→ **DIRECTIONS**:
Find all lines in the listing that include the word "Encoding", then copy them.

(Data entries)
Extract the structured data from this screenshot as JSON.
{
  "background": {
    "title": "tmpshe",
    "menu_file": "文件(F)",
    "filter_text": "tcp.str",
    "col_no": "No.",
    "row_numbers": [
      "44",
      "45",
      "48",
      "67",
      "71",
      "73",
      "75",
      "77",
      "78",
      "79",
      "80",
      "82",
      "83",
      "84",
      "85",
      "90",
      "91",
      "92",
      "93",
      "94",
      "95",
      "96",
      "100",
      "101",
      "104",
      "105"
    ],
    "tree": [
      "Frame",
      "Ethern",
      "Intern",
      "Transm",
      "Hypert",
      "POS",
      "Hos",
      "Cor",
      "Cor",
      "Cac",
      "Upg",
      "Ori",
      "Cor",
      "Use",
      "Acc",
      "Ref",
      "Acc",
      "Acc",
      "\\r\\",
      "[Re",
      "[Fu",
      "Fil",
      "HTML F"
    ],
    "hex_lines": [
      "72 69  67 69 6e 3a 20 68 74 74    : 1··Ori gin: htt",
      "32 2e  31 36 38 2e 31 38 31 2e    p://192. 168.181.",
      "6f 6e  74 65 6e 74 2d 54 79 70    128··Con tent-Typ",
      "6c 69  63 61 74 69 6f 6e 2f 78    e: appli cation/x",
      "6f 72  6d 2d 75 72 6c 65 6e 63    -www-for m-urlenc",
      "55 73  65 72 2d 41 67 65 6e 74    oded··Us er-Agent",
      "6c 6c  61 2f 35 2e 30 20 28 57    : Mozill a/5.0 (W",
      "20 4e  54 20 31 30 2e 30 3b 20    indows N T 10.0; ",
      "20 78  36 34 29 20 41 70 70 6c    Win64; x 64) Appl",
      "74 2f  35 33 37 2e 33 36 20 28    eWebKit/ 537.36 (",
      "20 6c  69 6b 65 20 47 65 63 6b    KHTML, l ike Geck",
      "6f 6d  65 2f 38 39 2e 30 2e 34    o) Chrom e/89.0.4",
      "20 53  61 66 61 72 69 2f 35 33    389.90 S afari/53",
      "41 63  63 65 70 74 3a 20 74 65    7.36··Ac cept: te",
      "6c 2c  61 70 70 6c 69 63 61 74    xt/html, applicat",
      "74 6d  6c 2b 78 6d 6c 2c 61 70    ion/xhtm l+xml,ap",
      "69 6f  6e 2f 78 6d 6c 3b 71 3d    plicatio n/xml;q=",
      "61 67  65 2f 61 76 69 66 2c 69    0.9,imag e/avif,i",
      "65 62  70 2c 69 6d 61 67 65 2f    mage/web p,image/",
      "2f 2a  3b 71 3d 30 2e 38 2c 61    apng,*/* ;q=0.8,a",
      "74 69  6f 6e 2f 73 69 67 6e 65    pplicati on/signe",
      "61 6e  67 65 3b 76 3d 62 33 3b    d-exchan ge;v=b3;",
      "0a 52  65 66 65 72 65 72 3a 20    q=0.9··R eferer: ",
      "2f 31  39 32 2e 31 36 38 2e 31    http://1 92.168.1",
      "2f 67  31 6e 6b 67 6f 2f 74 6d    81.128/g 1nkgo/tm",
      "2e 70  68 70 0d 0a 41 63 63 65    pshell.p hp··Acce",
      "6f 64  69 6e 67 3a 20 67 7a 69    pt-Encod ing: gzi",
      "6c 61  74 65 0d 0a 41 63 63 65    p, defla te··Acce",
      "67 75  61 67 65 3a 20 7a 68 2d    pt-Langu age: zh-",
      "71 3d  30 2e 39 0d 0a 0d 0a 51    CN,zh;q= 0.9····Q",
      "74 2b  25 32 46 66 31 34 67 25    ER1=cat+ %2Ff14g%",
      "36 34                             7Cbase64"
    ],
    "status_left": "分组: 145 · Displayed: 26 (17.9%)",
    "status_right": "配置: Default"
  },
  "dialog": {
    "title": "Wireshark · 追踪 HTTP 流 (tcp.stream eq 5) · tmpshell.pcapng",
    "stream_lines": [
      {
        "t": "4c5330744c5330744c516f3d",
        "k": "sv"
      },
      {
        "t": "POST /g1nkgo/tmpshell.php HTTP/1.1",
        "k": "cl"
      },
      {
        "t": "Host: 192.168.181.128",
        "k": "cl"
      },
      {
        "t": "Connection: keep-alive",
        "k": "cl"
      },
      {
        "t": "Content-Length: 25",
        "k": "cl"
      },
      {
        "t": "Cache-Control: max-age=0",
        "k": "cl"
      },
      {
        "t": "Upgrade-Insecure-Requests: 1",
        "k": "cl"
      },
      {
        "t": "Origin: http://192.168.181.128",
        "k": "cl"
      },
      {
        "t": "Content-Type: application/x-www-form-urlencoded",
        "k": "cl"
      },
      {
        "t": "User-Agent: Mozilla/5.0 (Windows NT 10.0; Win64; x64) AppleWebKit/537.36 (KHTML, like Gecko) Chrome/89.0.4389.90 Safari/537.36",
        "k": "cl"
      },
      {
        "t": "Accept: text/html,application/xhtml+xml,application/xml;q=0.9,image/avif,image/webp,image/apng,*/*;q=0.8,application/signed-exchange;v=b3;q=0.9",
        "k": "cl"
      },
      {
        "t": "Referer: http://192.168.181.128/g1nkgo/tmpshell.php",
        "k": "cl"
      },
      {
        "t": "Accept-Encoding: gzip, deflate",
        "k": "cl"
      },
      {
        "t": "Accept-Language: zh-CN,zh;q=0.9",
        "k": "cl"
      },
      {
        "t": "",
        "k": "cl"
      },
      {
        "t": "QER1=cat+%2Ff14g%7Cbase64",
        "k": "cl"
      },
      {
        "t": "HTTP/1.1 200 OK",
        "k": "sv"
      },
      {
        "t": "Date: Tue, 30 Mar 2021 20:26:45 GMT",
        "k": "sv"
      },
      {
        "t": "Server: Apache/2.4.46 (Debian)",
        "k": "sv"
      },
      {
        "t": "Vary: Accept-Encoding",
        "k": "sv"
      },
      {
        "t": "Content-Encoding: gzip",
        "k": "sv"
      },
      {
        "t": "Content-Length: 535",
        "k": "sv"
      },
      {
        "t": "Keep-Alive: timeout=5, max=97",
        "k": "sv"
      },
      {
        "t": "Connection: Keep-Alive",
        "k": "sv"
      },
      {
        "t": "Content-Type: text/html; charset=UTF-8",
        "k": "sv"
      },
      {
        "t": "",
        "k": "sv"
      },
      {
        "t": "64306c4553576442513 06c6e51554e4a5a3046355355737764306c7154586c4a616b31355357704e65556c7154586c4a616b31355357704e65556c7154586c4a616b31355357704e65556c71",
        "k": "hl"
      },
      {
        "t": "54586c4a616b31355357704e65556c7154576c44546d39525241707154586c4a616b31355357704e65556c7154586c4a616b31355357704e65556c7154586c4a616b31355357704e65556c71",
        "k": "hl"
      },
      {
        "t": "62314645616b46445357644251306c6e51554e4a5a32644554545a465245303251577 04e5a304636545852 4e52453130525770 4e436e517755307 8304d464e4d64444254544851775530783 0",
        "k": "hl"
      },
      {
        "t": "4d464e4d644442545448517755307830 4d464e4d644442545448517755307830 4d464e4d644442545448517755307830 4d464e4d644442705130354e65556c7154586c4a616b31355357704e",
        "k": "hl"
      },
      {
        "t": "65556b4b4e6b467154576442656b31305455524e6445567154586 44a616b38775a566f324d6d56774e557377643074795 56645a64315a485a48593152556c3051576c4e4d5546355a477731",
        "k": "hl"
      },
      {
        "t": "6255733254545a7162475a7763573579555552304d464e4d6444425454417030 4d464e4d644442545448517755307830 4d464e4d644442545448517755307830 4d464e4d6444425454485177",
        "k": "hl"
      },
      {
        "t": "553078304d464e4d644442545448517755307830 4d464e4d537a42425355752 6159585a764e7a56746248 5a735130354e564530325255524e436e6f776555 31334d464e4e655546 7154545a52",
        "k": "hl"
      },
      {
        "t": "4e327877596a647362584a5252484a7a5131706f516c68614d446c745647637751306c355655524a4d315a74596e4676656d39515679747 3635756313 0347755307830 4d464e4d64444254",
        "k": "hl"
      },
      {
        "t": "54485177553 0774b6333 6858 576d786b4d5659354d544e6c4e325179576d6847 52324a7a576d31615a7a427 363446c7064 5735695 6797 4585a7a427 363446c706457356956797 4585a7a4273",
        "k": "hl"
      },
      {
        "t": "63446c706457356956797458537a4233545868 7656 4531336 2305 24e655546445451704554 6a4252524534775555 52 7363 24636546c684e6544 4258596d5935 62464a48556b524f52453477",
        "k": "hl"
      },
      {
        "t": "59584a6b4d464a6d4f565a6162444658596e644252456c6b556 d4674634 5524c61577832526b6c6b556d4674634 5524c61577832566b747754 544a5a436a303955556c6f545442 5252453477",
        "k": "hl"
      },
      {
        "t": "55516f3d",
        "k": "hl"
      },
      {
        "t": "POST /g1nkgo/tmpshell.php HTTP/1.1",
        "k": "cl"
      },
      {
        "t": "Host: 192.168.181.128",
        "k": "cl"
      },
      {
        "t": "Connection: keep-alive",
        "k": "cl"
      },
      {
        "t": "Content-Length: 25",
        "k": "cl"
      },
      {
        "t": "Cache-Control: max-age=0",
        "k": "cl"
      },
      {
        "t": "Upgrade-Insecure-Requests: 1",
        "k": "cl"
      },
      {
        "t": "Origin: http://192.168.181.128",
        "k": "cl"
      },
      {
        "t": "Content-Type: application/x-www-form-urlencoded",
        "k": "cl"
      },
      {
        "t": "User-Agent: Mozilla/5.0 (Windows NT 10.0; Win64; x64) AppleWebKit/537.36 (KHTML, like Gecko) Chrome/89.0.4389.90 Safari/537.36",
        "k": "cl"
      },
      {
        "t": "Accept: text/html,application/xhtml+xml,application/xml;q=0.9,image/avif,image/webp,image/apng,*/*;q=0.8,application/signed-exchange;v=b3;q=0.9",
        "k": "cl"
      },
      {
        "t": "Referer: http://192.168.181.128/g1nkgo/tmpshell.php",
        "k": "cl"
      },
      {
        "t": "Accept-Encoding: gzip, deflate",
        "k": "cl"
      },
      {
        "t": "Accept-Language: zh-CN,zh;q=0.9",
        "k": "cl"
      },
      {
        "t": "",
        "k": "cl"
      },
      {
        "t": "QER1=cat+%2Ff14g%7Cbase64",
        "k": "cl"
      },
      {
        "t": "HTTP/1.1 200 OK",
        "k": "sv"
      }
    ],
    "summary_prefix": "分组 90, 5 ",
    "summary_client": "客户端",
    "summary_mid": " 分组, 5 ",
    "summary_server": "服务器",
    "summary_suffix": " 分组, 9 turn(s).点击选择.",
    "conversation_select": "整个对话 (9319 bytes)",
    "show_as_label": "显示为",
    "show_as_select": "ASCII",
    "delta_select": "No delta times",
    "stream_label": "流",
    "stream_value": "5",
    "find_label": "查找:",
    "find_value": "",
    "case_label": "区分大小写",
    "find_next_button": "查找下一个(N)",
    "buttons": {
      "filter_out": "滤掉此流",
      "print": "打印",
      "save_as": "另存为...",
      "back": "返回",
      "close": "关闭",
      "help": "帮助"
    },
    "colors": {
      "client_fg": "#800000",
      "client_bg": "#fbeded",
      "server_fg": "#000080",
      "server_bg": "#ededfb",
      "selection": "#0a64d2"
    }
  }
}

→ **RESPONSE**:
        "t": "Accept-Encoding: gzip, deflate",
        "t": "Vary: Accept-Encoding",
        "t": "Content-Encoding: gzip",
        "t": "Accept-Encoding: gzip, deflate",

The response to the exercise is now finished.